Edit the records from the line that has "tab[interactable]: RT60 Decay: [668, 107, 750, 129]" through the line that has "left-scroll-thumb[interactable]: [169, 240, 179, 340]", replacing "Wrap Phase" with "Unwrap Phase" and leaving everything else unchanged. Give back only those lines.

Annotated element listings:
----

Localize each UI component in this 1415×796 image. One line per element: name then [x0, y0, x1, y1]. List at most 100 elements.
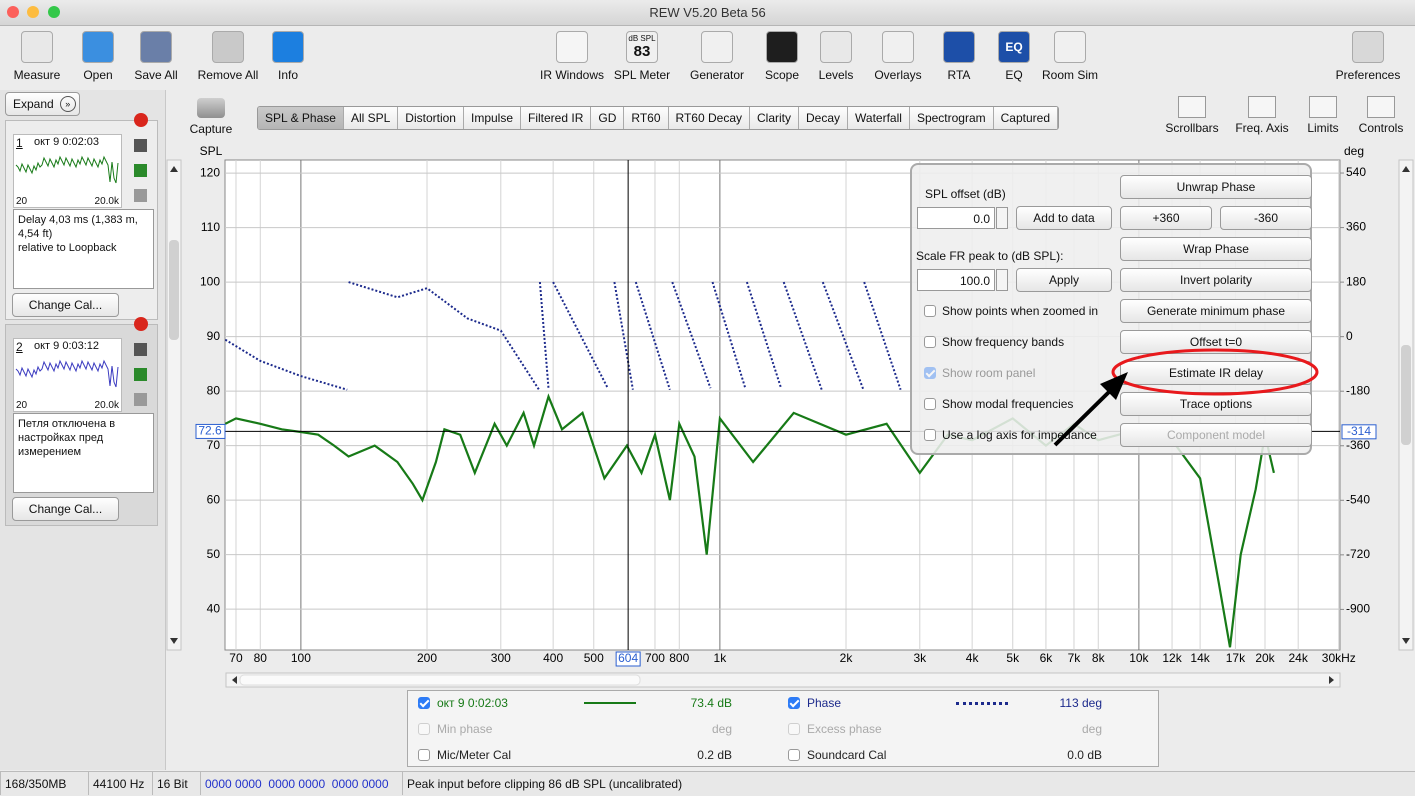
tab[interactable]: RT60 Decay: [668, 107, 750, 129]
legend-checkbox[interactable]: [788, 697, 800, 709]
tab[interactable]: RT60: [624, 107, 669, 129]
tab-bar: SPL & Phase All SPL Distortion Impulse Filte…: [257, 106, 1060, 130]
panel-button[interactable]: Generate minimum phase: [1120, 299, 1312, 323]
scale-input[interactable]: 100.0: [917, 269, 995, 291]
x-tick-label: 8k: [1092, 651, 1106, 665]
view-tool[interactable]: Limits: [1283, 96, 1363, 135]
toolbar-button[interactable]: Remove All: [188, 31, 268, 82]
tab[interactable]: Waterfall: [848, 107, 910, 129]
tool-icon: [272, 31, 304, 63]
tab[interactable]: Captured: [993, 107, 1059, 129]
legend-readout: 0.2 dB: [697, 748, 732, 762]
tab[interactable]: Impulse: [463, 107, 522, 129]
panel-button[interactable]: Offset t=0: [1120, 330, 1312, 354]
view-tool[interactable]: Scrollbars: [1152, 96, 1232, 135]
tool-icon: [21, 31, 53, 63]
toolbar-button[interactable]: Save All: [116, 31, 196, 82]
legend-checkbox[interactable]: [418, 749, 430, 761]
add-to-data-button[interactable]: Add to data: [1016, 206, 1112, 230]
panel-button[interactable]: Wrap Phase: [1120, 237, 1312, 261]
tab[interactable]: Clarity: [750, 107, 800, 129]
toolbar-button[interactable]: Info: [248, 31, 328, 82]
change-cal-button[interactable]: Change Cal...: [12, 293, 119, 317]
tool-icon: [556, 31, 588, 63]
toolbar-button[interactable]: IR Windows: [532, 31, 612, 82]
close-button[interactable]: [7, 6, 19, 18]
checkbox[interactable]: [924, 367, 936, 379]
tab[interactable]: Spectrogram: [909, 107, 994, 129]
toolbar-button[interactable]: Open: [58, 31, 138, 82]
card-action-icon[interactable]: [134, 368, 147, 381]
legend-checkbox[interactable]: [418, 723, 430, 735]
checkbox[interactable]: [924, 429, 936, 441]
cursor-box: [1341, 424, 1377, 440]
apply-button[interactable]: Apply: [1016, 268, 1112, 292]
left-scroll-thumb[interactable]: [169, 240, 179, 340]
toolbar-button[interactable]: Scope: [742, 31, 822, 82]
spinner[interactable]: [996, 207, 1008, 229]
checkbox[interactable]: [924, 398, 936, 410]
bottom-scroll-thumb[interactable]: [239, 674, 641, 686]
preferences-button[interactable]: Preferences: [1328, 31, 1408, 82]
panel-button[interactable]: Estimate IR delay: [1120, 361, 1312, 385]
toolbar-button[interactable]: Levels: [796, 31, 876, 82]
tab[interactable]: GD: [591, 107, 625, 129]
legend-checkbox[interactable]: [788, 723, 800, 735]
expand-button[interactable]: Expand »: [5, 92, 80, 116]
tool-icon: [882, 31, 914, 63]
note-line: 4,54 ft): [18, 228, 53, 240]
spl-offset-input[interactable]: 0.0: [917, 207, 995, 229]
checkbox[interactable]: [924, 336, 936, 348]
remove-icon[interactable]: [134, 113, 148, 127]
right-scroll-thumb[interactable]: [1401, 345, 1411, 445]
x-tick-label: 800: [669, 651, 689, 665]
tool-label: Levels: [818, 68, 854, 82]
minimize-button[interactable]: [27, 6, 39, 18]
panel-button[interactable]: Unwrap Phase: [1120, 175, 1312, 199]
y2-tick-label: -720: [1346, 547, 1370, 561]
toolbar-button[interactable]: RTA: [919, 31, 999, 82]
tab[interactable]: All SPL: [343, 107, 399, 129]
legend-checkbox[interactable]: [418, 697, 430, 709]
toolbar-button[interactable]: Measure: [0, 31, 77, 82]
capture-label: Capture: [189, 122, 233, 136]
card-action-icon[interactable]: [134, 343, 147, 356]
toolbar-button[interactable]: Generator: [677, 31, 757, 82]
card-action-icon[interactable]: [134, 189, 147, 202]
toolbar-button[interactable]: EQ EQ: [974, 31, 1054, 82]
toolbar-button[interactable]: Room Sim: [1030, 31, 1110, 82]
tab[interactable]: Filtered IR: [521, 107, 592, 129]
tab[interactable]: SPL & Phase: [258, 107, 344, 129]
view-tool-label: Freq. Axis: [1235, 121, 1289, 135]
toolbar-button[interactable]: Overlays: [858, 31, 938, 82]
tab[interactable]: Distortion: [398, 107, 464, 129]
tool-label: Overlays: [874, 68, 922, 82]
y2-tick-label: 180: [1346, 274, 1366, 288]
view-tool[interactable]: Controls: [1341, 96, 1415, 135]
series-line: [225, 281, 902, 391]
tool-label: Save All: [134, 68, 178, 82]
panel-button[interactable]: +360: [1120, 206, 1212, 230]
card-action-icon[interactable]: [134, 393, 147, 406]
checkbox[interactable]: [924, 305, 936, 317]
panel-button[interactable]: Invert polarity: [1120, 268, 1312, 292]
panel-button[interactable]: -360: [1220, 206, 1312, 230]
legend-label: Min phase: [437, 722, 493, 736]
y2-tick-label: 0: [1346, 329, 1353, 343]
view-tool[interactable]: Freq. Axis: [1222, 96, 1302, 135]
spinner[interactable]: [996, 269, 1008, 291]
panel-button[interactable]: Trace options: [1120, 392, 1312, 416]
change-cal-button[interactable]: Change Cal...: [12, 497, 119, 521]
expand-icon: »: [59, 96, 76, 112]
cursor-freq-label: 604: [618, 651, 638, 665]
zoom-button[interactable]: [48, 6, 60, 18]
capture-tool[interactable]: Capture: [181, 98, 241, 136]
meter-unit: dB SPL: [628, 34, 656, 43]
toolbar-button[interactable]: dB SPL 83 SPL Meter: [602, 31, 682, 82]
card-action-icon[interactable]: [134, 164, 147, 177]
remove-icon[interactable]: [134, 317, 148, 331]
legend-checkbox[interactable]: [788, 749, 800, 761]
card-action-icon[interactable]: [134, 139, 147, 152]
left-scrollbar[interactable]: [166, 159, 182, 651]
tab[interactable]: Decay: [799, 107, 849, 129]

----

● **Reply**:
tab[interactable]: RT60 Decay: [668, 107, 750, 129]
legend-checkbox[interactable]: [788, 697, 800, 709]
tab[interactable]: RT60: [624, 107, 669, 129]
tab-bar: SPL & Phase All SPL Distortion Impulse Filte…: [257, 106, 1060, 130]
panel-button[interactable]: Generate minimum phase: [1120, 299, 1312, 323]
scale-input[interactable]: 100.0: [917, 269, 995, 291]
x-tick-label: 8k: [1092, 651, 1106, 665]
view-tool[interactable]: Limits: [1283, 96, 1363, 135]
toolbar-button[interactable]: Remove All: [188, 31, 268, 82]
tab[interactable]: Waterfall: [848, 107, 910, 129]
tool-icon: [272, 31, 304, 63]
tab[interactable]: Captured: [993, 107, 1059, 129]
legend-readout: 0.2 dB: [697, 748, 732, 762]
tab[interactable]: Impulse: [463, 107, 522, 129]
panel-button[interactable]: Offset t=0: [1120, 330, 1312, 354]
view-tool[interactable]: Scrollbars: [1152, 96, 1232, 135]
tool-icon: [21, 31, 53, 63]
toolbar-button[interactable]: Save All: [116, 31, 196, 82]
legend-checkbox[interactable]: [418, 749, 430, 761]
add-to-data-button[interactable]: Add to data: [1016, 206, 1112, 230]
panel-button[interactable]: Unwrap Phase: [1120, 237, 1312, 261]
tab[interactable]: Clarity: [750, 107, 800, 129]
toolbar-button[interactable]: Info: [248, 31, 328, 82]
change-cal-button[interactable]: Change Cal...: [12, 293, 119, 317]
tool-icon: [556, 31, 588, 63]
toolbar-button[interactable]: IR Windows: [532, 31, 612, 82]
close-button[interactable]: [7, 6, 19, 18]
checkbox[interactable]: [924, 367, 936, 379]
tab[interactable]: Spectrogram: [909, 107, 994, 129]
toolbar-button[interactable]: Open: [58, 31, 138, 82]
card-action-icon[interactable]: [134, 368, 147, 381]
legend-checkbox[interactable]: [418, 723, 430, 735]
checkbox[interactable]: [924, 429, 936, 441]
cursor-box: [1341, 424, 1377, 440]
apply-button[interactable]: Apply: [1016, 268, 1112, 292]
left-scroll-thumb[interactable]: [169, 240, 179, 340]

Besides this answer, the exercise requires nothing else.